Stored data entries:
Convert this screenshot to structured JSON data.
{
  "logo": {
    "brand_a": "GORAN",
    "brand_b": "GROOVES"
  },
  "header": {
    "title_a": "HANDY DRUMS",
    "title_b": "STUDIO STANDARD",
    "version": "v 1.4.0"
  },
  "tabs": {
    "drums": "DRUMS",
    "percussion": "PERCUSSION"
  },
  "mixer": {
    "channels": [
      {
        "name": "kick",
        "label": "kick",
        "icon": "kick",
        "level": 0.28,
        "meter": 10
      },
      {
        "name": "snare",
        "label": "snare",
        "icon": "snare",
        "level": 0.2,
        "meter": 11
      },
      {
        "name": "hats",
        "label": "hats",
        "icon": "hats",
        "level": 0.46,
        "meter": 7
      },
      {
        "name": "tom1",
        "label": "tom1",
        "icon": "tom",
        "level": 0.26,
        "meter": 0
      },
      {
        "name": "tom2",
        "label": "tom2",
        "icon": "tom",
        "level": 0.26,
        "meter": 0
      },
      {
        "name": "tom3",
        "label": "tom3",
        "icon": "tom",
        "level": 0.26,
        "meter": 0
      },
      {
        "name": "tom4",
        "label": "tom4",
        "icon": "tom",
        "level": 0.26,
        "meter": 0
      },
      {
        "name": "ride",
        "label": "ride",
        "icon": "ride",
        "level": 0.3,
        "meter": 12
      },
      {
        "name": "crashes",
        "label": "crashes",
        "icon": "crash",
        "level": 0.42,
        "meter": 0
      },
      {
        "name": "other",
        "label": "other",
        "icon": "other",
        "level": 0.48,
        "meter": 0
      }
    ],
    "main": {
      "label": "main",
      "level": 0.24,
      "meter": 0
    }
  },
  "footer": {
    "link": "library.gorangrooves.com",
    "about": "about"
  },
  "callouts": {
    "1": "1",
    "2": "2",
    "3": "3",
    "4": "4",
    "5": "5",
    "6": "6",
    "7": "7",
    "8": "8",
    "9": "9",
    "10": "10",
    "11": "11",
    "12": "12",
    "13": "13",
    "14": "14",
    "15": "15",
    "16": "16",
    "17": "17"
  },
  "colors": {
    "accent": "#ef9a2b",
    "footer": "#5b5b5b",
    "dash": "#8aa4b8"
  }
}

Directive:
Pull out all lines in the data above that include "name".

Solved exercise:
        "name": "kick",
        "name": "snare",
        "name": "hats",
        "name": "tom1",
        "name": "tom2",
        "name": "tom3",
        "name": "tom4",
        "name": "ride",
        "name": "crashes",
        "name": "other",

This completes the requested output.